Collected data
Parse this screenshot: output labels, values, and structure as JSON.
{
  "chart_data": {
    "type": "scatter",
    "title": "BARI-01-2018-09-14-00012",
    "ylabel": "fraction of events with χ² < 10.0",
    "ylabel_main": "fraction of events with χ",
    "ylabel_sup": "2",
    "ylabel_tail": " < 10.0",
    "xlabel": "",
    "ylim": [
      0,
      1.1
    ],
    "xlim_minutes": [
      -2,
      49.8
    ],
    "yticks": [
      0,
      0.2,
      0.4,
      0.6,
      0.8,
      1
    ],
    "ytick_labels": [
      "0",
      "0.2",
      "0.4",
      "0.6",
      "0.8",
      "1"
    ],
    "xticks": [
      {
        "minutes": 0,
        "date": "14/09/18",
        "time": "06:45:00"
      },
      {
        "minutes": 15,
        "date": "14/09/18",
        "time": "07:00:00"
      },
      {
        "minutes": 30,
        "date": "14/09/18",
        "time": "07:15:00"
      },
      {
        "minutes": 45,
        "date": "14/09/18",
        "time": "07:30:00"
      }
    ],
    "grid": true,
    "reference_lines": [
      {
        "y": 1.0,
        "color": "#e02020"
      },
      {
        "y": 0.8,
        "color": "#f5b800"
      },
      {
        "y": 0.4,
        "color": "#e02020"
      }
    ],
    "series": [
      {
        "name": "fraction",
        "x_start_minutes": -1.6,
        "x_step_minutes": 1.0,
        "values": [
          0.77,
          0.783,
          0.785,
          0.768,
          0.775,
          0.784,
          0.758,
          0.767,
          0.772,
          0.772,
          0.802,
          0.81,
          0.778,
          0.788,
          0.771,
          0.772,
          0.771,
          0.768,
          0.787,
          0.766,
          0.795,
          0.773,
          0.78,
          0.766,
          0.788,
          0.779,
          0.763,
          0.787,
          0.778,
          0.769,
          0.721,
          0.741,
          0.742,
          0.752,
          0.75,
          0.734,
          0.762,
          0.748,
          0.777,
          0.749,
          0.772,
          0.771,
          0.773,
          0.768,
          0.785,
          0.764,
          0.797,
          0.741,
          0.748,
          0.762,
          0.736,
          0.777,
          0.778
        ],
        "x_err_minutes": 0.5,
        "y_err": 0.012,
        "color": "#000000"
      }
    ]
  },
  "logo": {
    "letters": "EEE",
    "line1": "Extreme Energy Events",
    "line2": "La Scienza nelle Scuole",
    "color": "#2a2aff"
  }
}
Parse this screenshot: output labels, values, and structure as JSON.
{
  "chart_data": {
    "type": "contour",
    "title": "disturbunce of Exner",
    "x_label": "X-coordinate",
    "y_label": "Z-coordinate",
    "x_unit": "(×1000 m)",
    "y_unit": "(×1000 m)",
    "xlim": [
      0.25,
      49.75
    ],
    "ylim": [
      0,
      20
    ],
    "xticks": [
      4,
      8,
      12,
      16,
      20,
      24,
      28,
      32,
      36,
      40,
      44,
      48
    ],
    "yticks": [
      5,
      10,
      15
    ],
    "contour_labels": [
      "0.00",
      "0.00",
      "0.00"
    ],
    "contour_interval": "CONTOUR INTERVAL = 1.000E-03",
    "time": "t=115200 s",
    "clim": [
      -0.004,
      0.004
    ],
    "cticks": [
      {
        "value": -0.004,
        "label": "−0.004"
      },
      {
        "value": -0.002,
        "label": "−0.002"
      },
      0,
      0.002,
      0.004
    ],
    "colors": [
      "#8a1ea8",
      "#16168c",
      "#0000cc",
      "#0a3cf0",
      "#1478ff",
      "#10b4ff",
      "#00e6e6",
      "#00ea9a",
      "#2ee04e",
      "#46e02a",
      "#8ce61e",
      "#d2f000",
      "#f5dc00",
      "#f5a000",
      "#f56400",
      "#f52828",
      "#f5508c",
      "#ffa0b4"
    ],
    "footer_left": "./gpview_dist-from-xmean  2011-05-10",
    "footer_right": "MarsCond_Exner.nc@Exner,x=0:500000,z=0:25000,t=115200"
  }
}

→ **Instructions for the task**: Make an exact copy of the data above.

→ **Output of the task**:
Parse this screenshot: output labels, values, and structure as JSON.
{
  "chart_data": {
    "type": "scatter",
    "title": "BARI-01-2018-09-14-00012",
    "ylabel": "fraction of events with χ² < 10.0",
    "ylabel_main": "fraction of events with χ",
    "ylabel_sup": "2",
    "ylabel_tail": " < 10.0",
    "xlabel": "",
    "ylim": [
      0,
      1.1
    ],
    "xlim_minutes": [
      -2,
      49.8
    ],
    "yticks": [
      0,
      0.2,
      0.4,
      0.6,
      0.8,
      1
    ],
    "ytick_labels": [
      "0",
      "0.2",
      "0.4",
      "0.6",
      "0.8",
      "1"
    ],
    "xticks": [
      {
        "minutes": 0,
        "date": "14/09/18",
        "time": "06:45:00"
      },
      {
        "minutes": 15,
        "date": "14/09/18",
        "time": "07:00:00"
      },
      {
        "minutes": 30,
        "date": "14/09/18",
        "time": "07:15:00"
      },
      {
        "minutes": 45,
        "date": "14/09/18",
        "time": "07:30:00"
      }
    ],
    "grid": true,
    "reference_lines": [
      {
        "y": 1.0,
        "color": "#e02020"
      },
      {
        "y": 0.8,
        "color": "#f5b800"
      },
      {
        "y": 0.4,
        "color": "#e02020"
      }
    ],
    "series": [
      {
        "name": "fraction",
        "x_start_minutes": -1.6,
        "x_step_minutes": 1.0,
        "values": [
          0.77,
          0.783,
          0.785,
          0.768,
          0.775,
          0.784,
          0.758,
          0.767,
          0.772,
          0.772,
          0.802,
          0.81,
          0.778,
          0.788,
          0.771,
          0.772,
          0.771,
          0.768,
          0.787,
          0.766,
          0.795,
          0.773,
          0.78,
          0.766,
          0.788,
          0.779,
          0.763,
          0.787,
          0.778,
          0.769,
          0.721,
          0.741,
          0.742,
          0.752,
          0.75,
          0.734,
          0.762,
          0.748,
          0.777,
          0.749,
          0.772,
          0.771,
          0.773,
          0.768,
          0.785,
          0.764,
          0.797,
          0.741,
          0.748,
          0.762,
          0.736,
          0.777,
          0.778
        ],
        "x_err_minutes": 0.5,
        "y_err": 0.012,
        "color": "#000000"
      }
    ]
  },
  "logo": {
    "letters": "EEE",
    "line1": "Extreme Energy Events",
    "line2": "La Scienza nelle Scuole",
    "color": "#2a2aff"
  }
}
Parse this screenshot: output labels, values, and structure as JSON.
{
  "chart_data": {
    "type": "contour",
    "title": "disturbunce of Exner",
    "x_label": "X-coordinate",
    "y_label": "Z-coordinate",
    "x_unit": "(×1000 m)",
    "y_unit": "(×1000 m)",
    "xlim": [
      0.25,
      49.75
    ],
    "ylim": [
      0,
      20
    ],
    "xticks": [
      4,
      8,
      12,
      16,
      20,
      24,
      28,
      32,
      36,
      40,
      44,
      48
    ],
    "yticks": [
      5,
      10,
      15
    ],
    "contour_labels": [
      "0.00",
      "0.00",
      "0.00"
    ],
    "contour_interval": "CONTOUR INTERVAL = 1.000E-03",
    "time": "t=115200 s",
    "clim": [
      -0.004,
      0.004
    ],
    "cticks": [
      {
        "value": -0.004,
        "label": "−0.004"
      },
      {
        "value": -0.002,
        "label": "−0.002"
      },
      0,
      0.002,
      0.004
    ],
    "colors": [
      "#8a1ea8",
      "#16168c",
      "#0000cc",
      "#0a3cf0",
      "#1478ff",
      "#10b4ff",
      "#00e6e6",
      "#00ea9a",
      "#2ee04e",
      "#46e02a",
      "#8ce61e",
      "#d2f000",
      "#f5dc00",
      "#f5a000",
      "#f56400",
      "#f52828",
      "#f5508c",
      "#ffa0b4"
    ],
    "footer_left": "./gpview_dist-from-xmean  2011-05-10",
    "footer_right": "MarsCond_Exner.nc@Exner,x=0:500000,z=0:25000,t=115200"
  }
}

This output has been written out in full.